- To do
Read the data and repeat all of it exactly.
########################################
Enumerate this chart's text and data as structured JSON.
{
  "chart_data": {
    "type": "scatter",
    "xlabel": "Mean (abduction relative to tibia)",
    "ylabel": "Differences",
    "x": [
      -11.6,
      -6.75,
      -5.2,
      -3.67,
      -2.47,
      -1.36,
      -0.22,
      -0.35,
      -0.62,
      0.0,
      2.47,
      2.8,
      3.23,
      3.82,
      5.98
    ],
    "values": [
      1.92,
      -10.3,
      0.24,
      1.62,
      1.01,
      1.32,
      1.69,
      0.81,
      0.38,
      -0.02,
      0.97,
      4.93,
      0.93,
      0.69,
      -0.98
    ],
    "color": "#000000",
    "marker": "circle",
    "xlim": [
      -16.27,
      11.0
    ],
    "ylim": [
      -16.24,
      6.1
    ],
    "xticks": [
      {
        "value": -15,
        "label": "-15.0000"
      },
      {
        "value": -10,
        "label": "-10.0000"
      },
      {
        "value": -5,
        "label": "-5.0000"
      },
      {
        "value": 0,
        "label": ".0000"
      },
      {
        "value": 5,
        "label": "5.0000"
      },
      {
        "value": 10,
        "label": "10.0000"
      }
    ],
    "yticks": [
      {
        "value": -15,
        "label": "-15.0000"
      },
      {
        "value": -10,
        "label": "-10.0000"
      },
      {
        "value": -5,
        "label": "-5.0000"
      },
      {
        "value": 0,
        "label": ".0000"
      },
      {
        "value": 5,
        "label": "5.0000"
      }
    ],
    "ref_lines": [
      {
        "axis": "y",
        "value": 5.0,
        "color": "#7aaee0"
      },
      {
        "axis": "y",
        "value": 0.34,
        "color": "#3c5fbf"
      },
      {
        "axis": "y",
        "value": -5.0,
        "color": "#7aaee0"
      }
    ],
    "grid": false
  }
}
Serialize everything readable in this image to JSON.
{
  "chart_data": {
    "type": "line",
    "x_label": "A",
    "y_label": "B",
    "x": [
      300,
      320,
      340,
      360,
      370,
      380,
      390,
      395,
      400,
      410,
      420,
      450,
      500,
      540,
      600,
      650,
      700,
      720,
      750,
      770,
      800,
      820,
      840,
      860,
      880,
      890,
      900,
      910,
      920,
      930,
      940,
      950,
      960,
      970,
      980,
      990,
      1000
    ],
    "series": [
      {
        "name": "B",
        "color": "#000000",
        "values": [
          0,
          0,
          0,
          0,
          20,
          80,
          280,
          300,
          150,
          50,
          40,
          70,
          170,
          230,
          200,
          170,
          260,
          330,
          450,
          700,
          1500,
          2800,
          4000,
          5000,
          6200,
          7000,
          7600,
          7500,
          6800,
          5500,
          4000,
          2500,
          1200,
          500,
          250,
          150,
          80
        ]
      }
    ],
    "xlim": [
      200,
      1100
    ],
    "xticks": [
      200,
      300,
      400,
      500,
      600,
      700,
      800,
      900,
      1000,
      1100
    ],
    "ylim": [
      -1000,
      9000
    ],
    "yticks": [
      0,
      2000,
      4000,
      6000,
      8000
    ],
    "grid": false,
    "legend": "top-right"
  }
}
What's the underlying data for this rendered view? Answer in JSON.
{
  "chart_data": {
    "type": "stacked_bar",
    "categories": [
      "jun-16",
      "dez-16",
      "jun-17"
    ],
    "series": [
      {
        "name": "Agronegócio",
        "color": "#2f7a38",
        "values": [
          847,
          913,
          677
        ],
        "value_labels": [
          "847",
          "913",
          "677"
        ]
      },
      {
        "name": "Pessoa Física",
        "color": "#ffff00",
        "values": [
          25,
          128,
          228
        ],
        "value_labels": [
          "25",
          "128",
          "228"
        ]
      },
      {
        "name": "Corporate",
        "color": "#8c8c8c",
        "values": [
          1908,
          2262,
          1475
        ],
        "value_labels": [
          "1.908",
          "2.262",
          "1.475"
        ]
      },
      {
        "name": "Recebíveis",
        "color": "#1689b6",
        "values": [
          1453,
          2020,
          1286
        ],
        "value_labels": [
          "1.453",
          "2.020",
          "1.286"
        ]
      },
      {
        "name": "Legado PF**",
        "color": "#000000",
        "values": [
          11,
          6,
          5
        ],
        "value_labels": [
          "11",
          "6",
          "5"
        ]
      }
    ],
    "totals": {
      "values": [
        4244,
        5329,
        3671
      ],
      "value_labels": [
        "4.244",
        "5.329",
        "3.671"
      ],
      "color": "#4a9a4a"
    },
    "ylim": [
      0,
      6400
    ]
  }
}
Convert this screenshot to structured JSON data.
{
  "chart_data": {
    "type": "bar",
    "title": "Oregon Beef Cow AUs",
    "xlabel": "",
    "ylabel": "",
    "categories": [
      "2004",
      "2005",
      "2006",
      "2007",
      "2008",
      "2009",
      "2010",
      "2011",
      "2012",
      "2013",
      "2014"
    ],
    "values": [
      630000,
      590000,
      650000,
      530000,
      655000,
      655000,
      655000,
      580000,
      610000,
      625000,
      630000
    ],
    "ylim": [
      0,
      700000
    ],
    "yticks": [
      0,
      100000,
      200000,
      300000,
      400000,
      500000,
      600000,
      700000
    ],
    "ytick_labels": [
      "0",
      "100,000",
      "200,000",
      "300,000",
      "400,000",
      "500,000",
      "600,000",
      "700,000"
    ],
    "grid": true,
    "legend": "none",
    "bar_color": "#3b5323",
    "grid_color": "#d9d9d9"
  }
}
########################################
- Response to this task
Enumerate this chart's text and data as structured JSON.
{
  "chart_data": {
    "type": "scatter",
    "xlabel": "Mean (abduction relative to tibia)",
    "ylabel": "Differences",
    "x": [
      -11.6,
      -6.75,
      -5.2,
      -3.67,
      -2.47,
      -1.36,
      -0.22,
      -0.35,
      -0.62,
      0.0,
      2.47,
      2.8,
      3.23,
      3.82,
      5.98
    ],
    "values": [
      1.92,
      -10.3,
      0.24,
      1.62,
      1.01,
      1.32,
      1.69,
      0.81,
      0.38,
      -0.02,
      0.97,
      4.93,
      0.93,
      0.69,
      -0.98
    ],
    "color": "#000000",
    "marker": "circle",
    "xlim": [
      -16.27,
      11.0
    ],
    "ylim": [
      -16.24,
      6.1
    ],
    "xticks": [
      {
        "value": -15,
        "label": "-15.0000"
      },
      {
        "value": -10,
        "label": "-10.0000"
      },
      {
        "value": -5,
        "label": "-5.0000"
      },
      {
        "value": 0,
        "label": ".0000"
      },
      {
        "value": 5,
        "label": "5.0000"
      },
      {
        "value": 10,
        "label": "10.0000"
      }
    ],
    "yticks": [
      {
        "value": -15,
        "label": "-15.0000"
      },
      {
        "value": -10,
        "label": "-10.0000"
      },
      {
        "value": -5,
        "label": "-5.0000"
      },
      {
        "value": 0,
        "label": ".0000"
      },
      {
        "value": 5,
        "label": "5.0000"
      }
    ],
    "ref_lines": [
      {
        "axis": "y",
        "value": 5.0,
        "color": "#7aaee0"
      },
      {
        "axis": "y",
        "value": 0.34,
        "color": "#3c5fbf"
      },
      {
        "axis": "y",
        "value": -5.0,
        "color": "#7aaee0"
      }
    ],
    "grid": false
  }
}
Serialize everything readable in this image to JSON.
{
  "chart_data": {
    "type": "line",
    "x_label": "A",
    "y_label": "B",
    "x": [
      300,
      320,
      340,
      360,
      370,
      380,
      390,
      395,
      400,
      410,
      420,
      450,
      500,
      540,
      600,
      650,
      700,
      720,
      750,
      770,
      800,
      820,
      840,
      860,
      880,
      890,
      900,
      910,
      920,
      930,
      940,
      950,
      960,
      970,
      980,
      990,
      1000
    ],
    "series": [
      {
        "name": "B",
        "color": "#000000",
        "values": [
          0,
          0,
          0,
          0,
          20,
          80,
          280,
          300,
          150,
          50,
          40,
          70,
          170,
          230,
          200,
          170,
          260,
          330,
          450,
          700,
          1500,
          2800,
          4000,
          5000,
          6200,
          7000,
          7600,
          7500,
          6800,
          5500,
          4000,
          2500,
          1200,
          500,
          250,
          150,
          80
        ]
      }
    ],
    "xlim": [
      200,
      1100
    ],
    "xticks": [
      200,
      300,
      400,
      500,
      600,
      700,
      800,
      900,
      1000,
      1100
    ],
    "ylim": [
      -1000,
      9000
    ],
    "yticks": [
      0,
      2000,
      4000,
      6000,
      8000
    ],
    "grid": false,
    "legend": "top-right"
  }
}
What's the underlying data for this rendered view? Answer in JSON.
{
  "chart_data": {
    "type": "stacked_bar",
    "categories": [
      "jun-16",
      "dez-16",
      "jun-17"
    ],
    "series": [
      {
        "name": "Agronegócio",
        "color": "#2f7a38",
        "values": [
          847,
          913,
          677
        ],
        "value_labels": [
          "847",
          "913",
          "677"
        ]
      },
      {
        "name": "Pessoa Física",
        "color": "#ffff00",
        "values": [
          25,
          128,
          228
        ],
        "value_labels": [
          "25",
          "128",
          "228"
        ]
      },
      {
        "name": "Corporate",
        "color": "#8c8c8c",
        "values": [
          1908,
          2262,
          1475
        ],
        "value_labels": [
          "1.908",
          "2.262",
          "1.475"
        ]
      },
      {
        "name": "Recebíveis",
        "color": "#1689b6",
        "values": [
          1453,
          2020,
          1286
        ],
        "value_labels": [
          "1.453",
          "2.020",
          "1.286"
        ]
      },
      {
        "name": "Legado PF**",
        "color": "#000000",
        "values": [
          11,
          6,
          5
        ],
        "value_labels": [
          "11",
          "6",
          "5"
        ]
      }
    ],
    "totals": {
      "values": [
        4244,
        5329,
        3671
      ],
      "value_labels": [
        "4.244",
        "5.329",
        "3.671"
      ],
      "color": "#4a9a4a"
    },
    "ylim": [
      0,
      6400
    ]
  }
}
Convert this screenshot to structured JSON data.
{
  "chart_data": {
    "type": "bar",
    "title": "Oregon Beef Cow AUs",
    "xlabel": "",
    "ylabel": "",
    "categories": [
      "2004",
      "2005",
      "2006",
      "2007",
      "2008",
      "2009",
      "2010",
      "2011",
      "2012",
      "2013",
      "2014"
    ],
    "values": [
      630000,
      590000,
      650000,
      530000,
      655000,
      655000,
      655000,
      580000,
      610000,
      625000,
      630000
    ],
    "ylim": [
      0,
      700000
    ],
    "yticks": [
      0,
      100000,
      200000,
      300000,
      400000,
      500000,
      600000,
      700000
    ],
    "ytick_labels": [
      "0",
      "100,000",
      "200,000",
      "300,000",
      "400,000",
      "500,000",
      "600,000",
      "700,000"
    ],
    "grid": true,
    "legend": "none",
    "bar_color": "#3b5323",
    "grid_color": "#d9d9d9"
  }
}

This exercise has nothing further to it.